[WHAT TO DO] Of all the lines here, how many include the string "revolver"? Answer with the number only.

[THE DATA]
====

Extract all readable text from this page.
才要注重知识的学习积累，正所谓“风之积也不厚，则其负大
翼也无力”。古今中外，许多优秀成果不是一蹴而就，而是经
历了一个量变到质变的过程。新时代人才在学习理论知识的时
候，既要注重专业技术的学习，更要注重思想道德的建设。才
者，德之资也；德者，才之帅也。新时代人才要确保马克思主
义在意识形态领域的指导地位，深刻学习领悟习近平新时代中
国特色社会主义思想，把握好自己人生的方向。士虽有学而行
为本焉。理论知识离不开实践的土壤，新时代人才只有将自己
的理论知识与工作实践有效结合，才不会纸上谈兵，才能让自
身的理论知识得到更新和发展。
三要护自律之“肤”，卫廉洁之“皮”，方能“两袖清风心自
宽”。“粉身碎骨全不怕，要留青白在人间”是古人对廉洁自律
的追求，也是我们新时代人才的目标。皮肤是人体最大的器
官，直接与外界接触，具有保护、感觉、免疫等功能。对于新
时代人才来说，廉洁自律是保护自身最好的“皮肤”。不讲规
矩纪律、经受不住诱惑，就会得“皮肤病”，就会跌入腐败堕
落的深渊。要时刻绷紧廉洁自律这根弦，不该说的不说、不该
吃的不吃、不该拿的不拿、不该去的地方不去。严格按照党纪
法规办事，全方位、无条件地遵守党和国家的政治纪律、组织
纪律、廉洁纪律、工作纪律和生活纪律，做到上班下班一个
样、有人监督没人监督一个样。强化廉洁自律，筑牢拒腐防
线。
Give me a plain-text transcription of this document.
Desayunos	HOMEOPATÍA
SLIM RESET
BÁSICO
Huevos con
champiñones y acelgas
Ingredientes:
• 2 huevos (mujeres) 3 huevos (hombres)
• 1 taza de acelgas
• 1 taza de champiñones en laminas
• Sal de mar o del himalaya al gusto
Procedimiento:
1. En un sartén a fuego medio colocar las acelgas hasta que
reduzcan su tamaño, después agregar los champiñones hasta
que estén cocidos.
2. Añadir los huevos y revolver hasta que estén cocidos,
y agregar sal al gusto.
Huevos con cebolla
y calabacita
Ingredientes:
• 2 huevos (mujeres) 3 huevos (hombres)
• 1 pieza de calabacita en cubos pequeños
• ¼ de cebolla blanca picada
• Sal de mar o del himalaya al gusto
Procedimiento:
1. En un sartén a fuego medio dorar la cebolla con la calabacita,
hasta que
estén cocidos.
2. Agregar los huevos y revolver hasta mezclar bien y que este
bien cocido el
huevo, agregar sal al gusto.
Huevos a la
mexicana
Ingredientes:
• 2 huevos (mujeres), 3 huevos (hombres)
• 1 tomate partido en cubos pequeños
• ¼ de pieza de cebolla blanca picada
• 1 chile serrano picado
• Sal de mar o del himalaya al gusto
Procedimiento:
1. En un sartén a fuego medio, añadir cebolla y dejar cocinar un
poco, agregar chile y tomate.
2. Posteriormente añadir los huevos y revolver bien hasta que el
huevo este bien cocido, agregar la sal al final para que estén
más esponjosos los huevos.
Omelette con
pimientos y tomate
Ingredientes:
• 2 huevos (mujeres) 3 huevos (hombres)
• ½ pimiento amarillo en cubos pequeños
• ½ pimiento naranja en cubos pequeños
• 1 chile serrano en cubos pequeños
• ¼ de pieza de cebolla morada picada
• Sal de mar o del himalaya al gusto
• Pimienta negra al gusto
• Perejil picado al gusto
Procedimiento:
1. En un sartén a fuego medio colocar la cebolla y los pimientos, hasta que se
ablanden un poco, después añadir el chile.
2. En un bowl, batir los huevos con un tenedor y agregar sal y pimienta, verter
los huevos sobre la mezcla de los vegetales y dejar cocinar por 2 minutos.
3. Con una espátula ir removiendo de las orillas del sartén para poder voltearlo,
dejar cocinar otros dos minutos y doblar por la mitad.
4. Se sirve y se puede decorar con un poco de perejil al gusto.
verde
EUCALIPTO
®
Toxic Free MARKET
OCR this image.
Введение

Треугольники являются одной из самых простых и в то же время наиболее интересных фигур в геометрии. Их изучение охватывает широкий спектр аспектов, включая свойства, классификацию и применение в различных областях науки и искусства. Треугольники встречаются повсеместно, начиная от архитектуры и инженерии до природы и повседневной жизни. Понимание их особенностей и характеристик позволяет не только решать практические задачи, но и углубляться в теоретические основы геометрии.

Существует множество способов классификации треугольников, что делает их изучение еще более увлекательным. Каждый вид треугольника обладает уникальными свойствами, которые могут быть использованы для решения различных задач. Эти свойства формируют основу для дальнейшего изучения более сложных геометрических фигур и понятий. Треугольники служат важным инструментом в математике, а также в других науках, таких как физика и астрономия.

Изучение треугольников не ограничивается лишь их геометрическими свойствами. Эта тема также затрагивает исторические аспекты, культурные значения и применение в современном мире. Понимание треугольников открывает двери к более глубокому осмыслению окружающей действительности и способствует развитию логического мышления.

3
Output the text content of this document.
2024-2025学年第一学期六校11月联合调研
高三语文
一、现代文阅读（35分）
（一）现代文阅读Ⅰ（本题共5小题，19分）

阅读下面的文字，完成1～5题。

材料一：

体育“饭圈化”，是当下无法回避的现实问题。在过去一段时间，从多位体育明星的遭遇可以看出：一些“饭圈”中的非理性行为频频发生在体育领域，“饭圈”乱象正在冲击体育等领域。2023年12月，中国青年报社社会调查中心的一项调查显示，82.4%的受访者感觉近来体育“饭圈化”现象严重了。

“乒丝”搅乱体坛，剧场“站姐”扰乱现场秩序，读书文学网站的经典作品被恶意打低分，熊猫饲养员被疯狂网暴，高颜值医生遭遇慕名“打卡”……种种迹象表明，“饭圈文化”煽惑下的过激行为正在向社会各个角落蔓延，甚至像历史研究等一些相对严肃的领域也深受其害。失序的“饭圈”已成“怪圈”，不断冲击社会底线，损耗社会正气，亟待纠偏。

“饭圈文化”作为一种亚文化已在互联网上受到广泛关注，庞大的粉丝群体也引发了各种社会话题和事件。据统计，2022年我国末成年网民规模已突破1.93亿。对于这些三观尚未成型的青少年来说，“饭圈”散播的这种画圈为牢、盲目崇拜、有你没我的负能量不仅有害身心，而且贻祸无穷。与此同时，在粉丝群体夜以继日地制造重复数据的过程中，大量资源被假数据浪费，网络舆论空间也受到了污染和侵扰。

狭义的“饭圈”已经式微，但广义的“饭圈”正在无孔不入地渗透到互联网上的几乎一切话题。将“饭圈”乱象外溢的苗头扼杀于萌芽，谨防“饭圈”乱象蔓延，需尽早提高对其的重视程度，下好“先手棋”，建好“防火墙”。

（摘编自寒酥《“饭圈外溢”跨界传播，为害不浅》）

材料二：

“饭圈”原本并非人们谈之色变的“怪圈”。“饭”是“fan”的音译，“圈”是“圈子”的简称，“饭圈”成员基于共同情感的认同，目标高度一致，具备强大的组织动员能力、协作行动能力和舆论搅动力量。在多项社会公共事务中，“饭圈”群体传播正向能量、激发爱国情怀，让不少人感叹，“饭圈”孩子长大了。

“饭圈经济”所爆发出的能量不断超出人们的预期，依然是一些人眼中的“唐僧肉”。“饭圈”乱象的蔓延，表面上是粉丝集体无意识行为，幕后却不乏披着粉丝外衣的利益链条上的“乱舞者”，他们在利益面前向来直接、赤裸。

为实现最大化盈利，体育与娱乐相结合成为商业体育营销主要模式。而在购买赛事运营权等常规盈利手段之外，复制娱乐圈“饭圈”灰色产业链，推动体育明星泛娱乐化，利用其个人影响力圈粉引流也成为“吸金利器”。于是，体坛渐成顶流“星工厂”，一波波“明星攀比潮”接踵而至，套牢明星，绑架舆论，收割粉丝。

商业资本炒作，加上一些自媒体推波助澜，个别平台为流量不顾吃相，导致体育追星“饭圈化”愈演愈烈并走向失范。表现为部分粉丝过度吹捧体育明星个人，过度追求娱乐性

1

====

[PROBLEM SOLUTION] 3